WORK REQUIRED
Each record must be reproduced exactly as it is shown.

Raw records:
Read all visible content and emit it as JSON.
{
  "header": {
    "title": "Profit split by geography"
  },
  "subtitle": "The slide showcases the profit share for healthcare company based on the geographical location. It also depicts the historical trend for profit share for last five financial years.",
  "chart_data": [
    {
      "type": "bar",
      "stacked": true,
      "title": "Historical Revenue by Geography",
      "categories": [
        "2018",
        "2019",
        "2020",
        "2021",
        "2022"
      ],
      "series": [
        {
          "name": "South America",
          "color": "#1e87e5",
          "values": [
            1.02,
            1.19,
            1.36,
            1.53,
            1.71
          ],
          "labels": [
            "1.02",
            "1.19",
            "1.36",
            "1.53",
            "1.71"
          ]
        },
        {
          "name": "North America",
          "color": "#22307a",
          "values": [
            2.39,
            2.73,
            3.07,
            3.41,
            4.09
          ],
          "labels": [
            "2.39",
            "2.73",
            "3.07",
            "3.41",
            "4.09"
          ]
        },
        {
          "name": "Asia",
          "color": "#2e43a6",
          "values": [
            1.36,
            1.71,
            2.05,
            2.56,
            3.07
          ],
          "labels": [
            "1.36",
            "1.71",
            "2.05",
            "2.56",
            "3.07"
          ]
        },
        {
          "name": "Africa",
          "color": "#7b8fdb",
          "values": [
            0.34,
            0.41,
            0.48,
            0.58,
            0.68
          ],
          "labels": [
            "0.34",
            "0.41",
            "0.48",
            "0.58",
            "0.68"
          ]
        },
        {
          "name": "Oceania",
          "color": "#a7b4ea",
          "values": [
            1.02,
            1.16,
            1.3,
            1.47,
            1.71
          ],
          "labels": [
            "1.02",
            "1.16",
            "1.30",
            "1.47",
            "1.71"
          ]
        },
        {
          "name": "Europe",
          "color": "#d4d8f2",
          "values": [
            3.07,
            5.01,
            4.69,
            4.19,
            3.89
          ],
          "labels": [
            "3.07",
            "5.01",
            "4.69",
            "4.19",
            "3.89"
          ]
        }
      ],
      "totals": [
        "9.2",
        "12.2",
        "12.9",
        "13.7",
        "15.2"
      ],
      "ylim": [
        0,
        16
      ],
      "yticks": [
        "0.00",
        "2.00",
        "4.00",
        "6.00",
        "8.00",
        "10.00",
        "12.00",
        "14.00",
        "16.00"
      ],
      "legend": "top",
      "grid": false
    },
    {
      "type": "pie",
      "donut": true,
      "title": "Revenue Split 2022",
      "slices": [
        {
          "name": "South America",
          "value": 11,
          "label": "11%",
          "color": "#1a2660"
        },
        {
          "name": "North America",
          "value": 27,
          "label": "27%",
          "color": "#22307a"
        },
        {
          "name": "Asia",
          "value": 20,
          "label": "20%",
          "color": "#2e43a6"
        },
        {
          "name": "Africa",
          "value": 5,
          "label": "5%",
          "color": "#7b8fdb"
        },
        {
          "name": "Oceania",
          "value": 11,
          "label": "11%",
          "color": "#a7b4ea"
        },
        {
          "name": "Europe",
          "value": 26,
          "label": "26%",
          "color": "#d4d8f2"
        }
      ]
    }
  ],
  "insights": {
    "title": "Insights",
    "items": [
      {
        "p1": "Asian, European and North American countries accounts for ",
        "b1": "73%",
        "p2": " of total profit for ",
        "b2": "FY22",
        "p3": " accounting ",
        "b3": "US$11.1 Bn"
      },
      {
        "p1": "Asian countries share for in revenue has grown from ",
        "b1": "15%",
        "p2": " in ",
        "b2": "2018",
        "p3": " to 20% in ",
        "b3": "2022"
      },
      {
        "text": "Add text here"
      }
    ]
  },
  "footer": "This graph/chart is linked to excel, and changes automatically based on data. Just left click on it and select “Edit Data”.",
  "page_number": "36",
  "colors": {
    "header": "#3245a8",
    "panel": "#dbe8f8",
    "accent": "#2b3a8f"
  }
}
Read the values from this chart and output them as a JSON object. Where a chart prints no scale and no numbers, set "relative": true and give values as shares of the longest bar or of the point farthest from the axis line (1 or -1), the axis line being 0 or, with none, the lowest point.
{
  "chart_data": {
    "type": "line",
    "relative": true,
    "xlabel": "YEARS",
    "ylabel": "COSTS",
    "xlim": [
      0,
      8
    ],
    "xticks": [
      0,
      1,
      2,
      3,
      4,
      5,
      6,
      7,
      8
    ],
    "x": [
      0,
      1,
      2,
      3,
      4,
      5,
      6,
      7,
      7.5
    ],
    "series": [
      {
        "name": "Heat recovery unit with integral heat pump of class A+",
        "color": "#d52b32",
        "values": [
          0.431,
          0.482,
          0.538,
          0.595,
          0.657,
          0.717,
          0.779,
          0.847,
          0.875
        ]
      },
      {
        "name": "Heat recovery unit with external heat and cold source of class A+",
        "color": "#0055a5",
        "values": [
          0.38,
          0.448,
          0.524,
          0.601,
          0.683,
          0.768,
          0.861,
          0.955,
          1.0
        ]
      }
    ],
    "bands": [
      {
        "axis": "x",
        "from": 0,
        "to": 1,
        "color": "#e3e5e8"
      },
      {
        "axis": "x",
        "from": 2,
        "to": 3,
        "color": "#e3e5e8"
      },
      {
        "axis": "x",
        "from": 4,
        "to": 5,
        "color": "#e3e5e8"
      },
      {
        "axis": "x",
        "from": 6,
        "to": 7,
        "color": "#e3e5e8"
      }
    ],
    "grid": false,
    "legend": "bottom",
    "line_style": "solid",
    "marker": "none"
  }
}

SOLUTION TO THIS TASK
Read all visible content and emit it as JSON.
{
  "header": {
    "title": "Profit split by geography"
  },
  "subtitle": "The slide showcases the profit share for healthcare company based on the geographical location. It also depicts the historical trend for profit share for last five financial years.",
  "chart_data": [
    {
      "type": "bar",
      "stacked": true,
      "title": "Historical Revenue by Geography",
      "categories": [
        "2018",
        "2019",
        "2020",
        "2021",
        "2022"
      ],
      "series": [
        {
          "name": "South America",
          "color": "#1e87e5",
          "values": [
            1.02,
            1.19,
            1.36,
            1.53,
            1.71
          ],
          "labels": [
            "1.02",
            "1.19",
            "1.36",
            "1.53",
            "1.71"
          ]
        },
        {
          "name": "North America",
          "color": "#22307a",
          "values": [
            2.39,
            2.73,
            3.07,
            3.41,
            4.09
          ],
          "labels": [
            "2.39",
            "2.73",
            "3.07",
            "3.41",
            "4.09"
          ]
        },
        {
          "name": "Asia",
          "color": "#2e43a6",
          "values": [
            1.36,
            1.71,
            2.05,
            2.56,
            3.07
          ],
          "labels": [
            "1.36",
            "1.71",
            "2.05",
            "2.56",
            "3.07"
          ]
        },
        {
          "name": "Africa",
          "color": "#7b8fdb",
          "values": [
            0.34,
            0.41,
            0.48,
            0.58,
            0.68
          ],
          "labels": [
            "0.34",
            "0.41",
            "0.48",
            "0.58",
            "0.68"
          ]
        },
        {
          "name": "Oceania",
          "color": "#a7b4ea",
          "values": [
            1.02,
            1.16,
            1.3,
            1.47,
            1.71
          ],
          "labels": [
            "1.02",
            "1.16",
            "1.30",
            "1.47",
            "1.71"
          ]
        },
        {
          "name": "Europe",
          "color": "#d4d8f2",
          "values": [
            3.07,
            5.01,
            4.69,
            4.19,
            3.89
          ],
          "labels": [
            "3.07",
            "5.01",
            "4.69",
            "4.19",
            "3.89"
          ]
        }
      ],
      "totals": [
        "9.2",
        "12.2",
        "12.9",
        "13.7",
        "15.2"
      ],
      "ylim": [
        0,
        16
      ],
      "yticks": [
        "0.00",
        "2.00",
        "4.00",
        "6.00",
        "8.00",
        "10.00",
        "12.00",
        "14.00",
        "16.00"
      ],
      "legend": "top",
      "grid": false
    },
    {
      "type": "pie",
      "donut": true,
      "title": "Revenue Split 2022",
      "slices": [
        {
          "name": "South America",
          "value": 11,
          "label": "11%",
          "color": "#1a2660"
        },
        {
          "name": "North America",
          "value": 27,
          "label": "27%",
          "color": "#22307a"
        },
        {
          "name": "Asia",
          "value": 20,
          "label": "20%",
          "color": "#2e43a6"
        },
        {
          "name": "Africa",
          "value": 5,
          "label": "5%",
          "color": "#7b8fdb"
        },
        {
          "name": "Oceania",
          "value": 11,
          "label": "11%",
          "color": "#a7b4ea"
        },
        {
          "name": "Europe",
          "value": 26,
          "label": "26%",
          "color": "#d4d8f2"
        }
      ]
    }
  ],
  "insights": {
    "title": "Insights",
    "items": [
      {
        "p1": "Asian, European and North American countries accounts for ",
        "b1": "73%",
        "p2": " of total profit for ",
        "b2": "FY22",
        "p3": " accounting ",
        "b3": "US$11.1 Bn"
      },
      {
        "p1": "Asian countries share for in revenue has grown from ",
        "b1": "15%",
        "p2": " in ",
        "b2": "2018",
        "p3": " to 20% in ",
        "b3": "2022"
      },
      {
        "text": "Add text here"
      }
    ]
  },
  "footer": "This graph/chart is linked to excel, and changes automatically based on data. Just left click on it and select “Edit Data”.",
  "page_number": "36",
  "colors": {
    "header": "#3245a8",
    "panel": "#dbe8f8",
    "accent": "#2b3a8f"
  }
}
Read the values from this chart and output them as a JSON object. Where a chart prints no scale and no numbers, set "relative": true and give values as shares of the longest bar or of the point farthest from the axis line (1 or -1), the axis line being 0 or, with none, the lowest point.
{
  "chart_data": {
    "type": "line",
    "relative": true,
    "xlabel": "YEARS",
    "ylabel": "COSTS",
    "xlim": [
      0,
      8
    ],
    "xticks": [
      0,
      1,
      2,
      3,
      4,
      5,
      6,
      7,
      8
    ],
    "x": [
      0,
      1,
      2,
      3,
      4,
      5,
      6,
      7,
      7.5
    ],
    "series": [
      {
        "name": "Heat recovery unit with integral heat pump of class A+",
        "color": "#d52b32",
        "values": [
          0.431,
          0.482,
          0.538,
          0.595,
          0.657,
          0.717,
          0.779,
          0.847,
          0.875
        ]
      },
      {
        "name": "Heat recovery unit with external heat and cold source of class A+",
        "color": "#0055a5",
        "values": [
          0.38,
          0.448,
          0.524,
          0.601,
          0.683,
          0.768,
          0.861,
          0.955,
          1.0
        ]
      }
    ],
    "bands": [
      {
        "axis": "x",
        "from": 0,
        "to": 1,
        "color": "#e3e5e8"
      },
      {
        "axis": "x",
        "from": 2,
        "to": 3,
        "color": "#e3e5e8"
      },
      {
        "axis": "x",
        "from": 4,
        "to": 5,
        "color": "#e3e5e8"
      },
      {
        "axis": "x",
        "from": 6,
        "to": 7,
        "color": "#e3e5e8"
      }
    ],
    "grid": false,
    "legend": "bottom",
    "line_style": "solid",
    "marker": "none"
  }
}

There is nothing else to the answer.